→ **Records shown**:
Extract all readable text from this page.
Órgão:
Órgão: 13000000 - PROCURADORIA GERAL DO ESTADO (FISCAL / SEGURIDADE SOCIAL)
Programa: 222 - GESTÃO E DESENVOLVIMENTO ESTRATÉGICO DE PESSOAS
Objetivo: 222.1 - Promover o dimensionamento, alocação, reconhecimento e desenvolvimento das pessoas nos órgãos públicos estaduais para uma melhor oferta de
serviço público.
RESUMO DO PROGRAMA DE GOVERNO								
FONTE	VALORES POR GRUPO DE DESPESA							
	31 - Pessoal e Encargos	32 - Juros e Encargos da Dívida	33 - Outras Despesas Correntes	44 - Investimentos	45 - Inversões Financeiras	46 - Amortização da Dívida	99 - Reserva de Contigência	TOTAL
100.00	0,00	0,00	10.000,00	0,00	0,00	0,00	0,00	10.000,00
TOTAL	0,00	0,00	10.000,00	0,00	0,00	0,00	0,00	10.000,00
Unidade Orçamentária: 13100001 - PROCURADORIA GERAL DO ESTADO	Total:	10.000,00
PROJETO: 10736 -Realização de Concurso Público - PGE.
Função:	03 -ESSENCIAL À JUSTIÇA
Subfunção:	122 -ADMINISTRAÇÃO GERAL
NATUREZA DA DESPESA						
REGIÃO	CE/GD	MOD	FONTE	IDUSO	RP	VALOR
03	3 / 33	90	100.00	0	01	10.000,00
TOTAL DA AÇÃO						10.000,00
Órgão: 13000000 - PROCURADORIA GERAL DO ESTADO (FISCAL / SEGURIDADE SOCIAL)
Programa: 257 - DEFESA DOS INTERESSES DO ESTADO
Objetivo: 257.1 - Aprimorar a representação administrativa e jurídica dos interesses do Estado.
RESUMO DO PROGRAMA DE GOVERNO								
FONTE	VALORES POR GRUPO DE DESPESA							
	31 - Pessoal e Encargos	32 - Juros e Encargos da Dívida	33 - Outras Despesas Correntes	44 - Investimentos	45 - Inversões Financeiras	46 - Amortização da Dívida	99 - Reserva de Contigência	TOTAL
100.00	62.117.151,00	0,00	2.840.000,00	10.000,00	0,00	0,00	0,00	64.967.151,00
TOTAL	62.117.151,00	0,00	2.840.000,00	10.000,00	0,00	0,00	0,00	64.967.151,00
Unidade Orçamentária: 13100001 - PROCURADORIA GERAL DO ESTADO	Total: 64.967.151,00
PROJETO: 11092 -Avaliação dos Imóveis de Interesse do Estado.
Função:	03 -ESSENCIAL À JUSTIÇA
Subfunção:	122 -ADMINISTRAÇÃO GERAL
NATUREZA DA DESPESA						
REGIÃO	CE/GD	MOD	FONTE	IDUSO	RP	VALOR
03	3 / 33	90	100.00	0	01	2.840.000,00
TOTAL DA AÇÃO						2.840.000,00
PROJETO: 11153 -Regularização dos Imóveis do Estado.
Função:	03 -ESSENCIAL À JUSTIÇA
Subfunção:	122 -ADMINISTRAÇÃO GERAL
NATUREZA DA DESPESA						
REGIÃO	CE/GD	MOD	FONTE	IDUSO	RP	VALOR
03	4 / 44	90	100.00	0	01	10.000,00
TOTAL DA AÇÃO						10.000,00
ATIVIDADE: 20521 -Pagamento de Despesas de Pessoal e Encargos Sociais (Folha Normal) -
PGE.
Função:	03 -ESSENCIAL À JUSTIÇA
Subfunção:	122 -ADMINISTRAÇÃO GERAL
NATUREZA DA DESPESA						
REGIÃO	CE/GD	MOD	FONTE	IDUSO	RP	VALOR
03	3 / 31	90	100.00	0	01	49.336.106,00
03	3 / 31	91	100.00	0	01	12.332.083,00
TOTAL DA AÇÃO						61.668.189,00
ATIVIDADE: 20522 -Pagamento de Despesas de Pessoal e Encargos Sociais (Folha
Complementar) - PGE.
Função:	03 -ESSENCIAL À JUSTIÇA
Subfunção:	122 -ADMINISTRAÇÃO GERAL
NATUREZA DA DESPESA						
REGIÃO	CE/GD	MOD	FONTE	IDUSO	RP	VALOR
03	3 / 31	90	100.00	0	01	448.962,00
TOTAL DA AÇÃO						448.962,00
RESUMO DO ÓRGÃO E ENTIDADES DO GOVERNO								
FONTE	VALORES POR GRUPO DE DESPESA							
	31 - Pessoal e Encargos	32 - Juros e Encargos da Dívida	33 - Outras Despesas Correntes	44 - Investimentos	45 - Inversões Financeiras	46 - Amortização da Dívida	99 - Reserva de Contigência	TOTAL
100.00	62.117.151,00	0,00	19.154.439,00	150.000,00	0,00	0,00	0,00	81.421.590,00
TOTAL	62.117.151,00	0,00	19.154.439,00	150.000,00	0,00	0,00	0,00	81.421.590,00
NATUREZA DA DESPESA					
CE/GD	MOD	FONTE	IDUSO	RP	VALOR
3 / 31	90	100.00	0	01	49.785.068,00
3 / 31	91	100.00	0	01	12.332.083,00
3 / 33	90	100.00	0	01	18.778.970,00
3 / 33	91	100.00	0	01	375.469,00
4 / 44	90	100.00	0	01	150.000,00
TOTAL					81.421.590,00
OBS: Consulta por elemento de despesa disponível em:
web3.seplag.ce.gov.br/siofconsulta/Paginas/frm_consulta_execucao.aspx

→ **Instructions to follow**: Restate all of the entries above precisely.

→ **Response to the exercise**:
Extract all readable text from this page.
Órgão:
Órgão: 13000000 - PROCURADORIA GERAL DO ESTADO (FISCAL / SEGURIDADE SOCIAL)
Programa: 222 - GESTÃO E DESENVOLVIMENTO ESTRATÉGICO DE PESSOAS
Objetivo: 222.1 - Promover o dimensionamento, alocação, reconhecimento e desenvolvimento das pessoas nos órgãos públicos estaduais para uma melhor oferta de
serviço público.
RESUMO DO PROGRAMA DE GOVERNO								
FONTE	VALORES POR GRUPO DE DESPESA							
	31 - Pessoal e Encargos	32 - Juros e Encargos da Dívida	33 - Outras Despesas Correntes	44 - Investimentos	45 - Inversões Financeiras	46 - Amortização da Dívida	99 - Reserva de Contigência	TOTAL
100.00	0,00	0,00	10.000,00	0,00	0,00	0,00	0,00	10.000,00
TOTAL	0,00	0,00	10.000,00	0,00	0,00	0,00	0,00	10.000,00
Unidade Orçamentária: 13100001 - PROCURADORIA GERAL DO ESTADO	Total:	10.000,00
PROJETO: 10736 -Realização de Concurso Público - PGE.
Função:	03 -ESSENCIAL À JUSTIÇA
Subfunção:	122 -ADMINISTRAÇÃO GERAL
NATUREZA DA DESPESA						
REGIÃO	CE/GD	MOD	FONTE	IDUSO	RP	VALOR
03	3 / 33	90	100.00	0	01	10.000,00
TOTAL DA AÇÃO						10.000,00
Órgão: 13000000 - PROCURADORIA GERAL DO ESTADO (FISCAL / SEGURIDADE SOCIAL)
Programa: 257 - DEFESA DOS INTERESSES DO ESTADO
Objetivo: 257.1 - Aprimorar a representação administrativa e jurídica dos interesses do Estado.
RESUMO DO PROGRAMA DE GOVERNO								
FONTE	VALORES POR GRUPO DE DESPESA							
	31 - Pessoal e Encargos	32 - Juros e Encargos da Dívida	33 - Outras Despesas Correntes	44 - Investimentos	45 - Inversões Financeiras	46 - Amortização da Dívida	99 - Reserva de Contigência	TOTAL
100.00	62.117.151,00	0,00	2.840.000,00	10.000,00	0,00	0,00	0,00	64.967.151,00
TOTAL	62.117.151,00	0,00	2.840.000,00	10.000,00	0,00	0,00	0,00	64.967.151,00
Unidade Orçamentária: 13100001 - PROCURADORIA GERAL DO ESTADO	Total: 64.967.151,00
PROJETO: 11092 -Avaliação dos Imóveis de Interesse do Estado.
Função:	03 -ESSENCIAL À JUSTIÇA
Subfunção:	122 -ADMINISTRAÇÃO GERAL
NATUREZA DA DESPESA						
REGIÃO	CE/GD	MOD	FONTE	IDUSO	RP	VALOR
03	3 / 33	90	100.00	0	01	2.840.000,00
TOTAL DA AÇÃO						2.840.000,00
PROJETO: 11153 -Regularização dos Imóveis do Estado.
Função:	03 -ESSENCIAL À JUSTIÇA
Subfunção:	122 -ADMINISTRAÇÃO GERAL
NATUREZA DA DESPESA						
REGIÃO	CE/GD	MOD	FONTE	IDUSO	RP	VALOR
03	4 / 44	90	100.00	0	01	10.000,00
TOTAL DA AÇÃO						10.000,00
ATIVIDADE: 20521 -Pagamento de Despesas de Pessoal e Encargos Sociais (Folha Normal) -
PGE.
Função:	03 -ESSENCIAL À JUSTIÇA
Subfunção:	122 -ADMINISTRAÇÃO GERAL
NATUREZA DA DESPESA						
REGIÃO	CE/GD	MOD	FONTE	IDUSO	RP	VALOR
03	3 / 31	90	100.00	0	01	49.336.106,00
03	3 / 31	91	100.00	0	01	12.332.083,00
TOTAL DA AÇÃO						61.668.189,00
ATIVIDADE: 20522 -Pagamento de Despesas de Pessoal e Encargos Sociais (Folha
Complementar) - PGE.
Função:	03 -ESSENCIAL À JUSTIÇA
Subfunção:	122 -ADMINISTRAÇÃO GERAL
NATUREZA DA DESPESA						
REGIÃO	CE/GD	MOD	FONTE	IDUSO	RP	VALOR
03	3 / 31	90	100.00	0	01	448.962,00
TOTAL DA AÇÃO						448.962,00
RESUMO DO ÓRGÃO E ENTIDADES DO GOVERNO								
FONTE	VALORES POR GRUPO DE DESPESA							
	31 - Pessoal e Encargos	32 - Juros e Encargos da Dívida	33 - Outras Despesas Correntes	44 - Investimentos	45 - Inversões Financeiras	46 - Amortização da Dívida	99 - Reserva de Contigência	TOTAL
100.00	62.117.151,00	0,00	19.154.439,00	150.000,00	0,00	0,00	0,00	81.421.590,00
TOTAL	62.117.151,00	0,00	19.154.439,00	150.000,00	0,00	0,00	0,00	81.421.590,00
NATUREZA DA DESPESA					
CE/GD	MOD	FONTE	IDUSO	RP	VALOR
3 / 31	90	100.00	0	01	49.785.068,00
3 / 31	91	100.00	0	01	12.332.083,00
3 / 33	90	100.00	0	01	18.778.970,00
3 / 33	91	100.00	0	01	375.469,00
4 / 44	90	100.00	0	01	150.000,00
TOTAL					81.421.590,00
OBS: Consulta por elemento de despesa disponível em:
web3.seplag.ce.gov.br/siofconsulta/Paginas/frm_consulta_execucao.aspx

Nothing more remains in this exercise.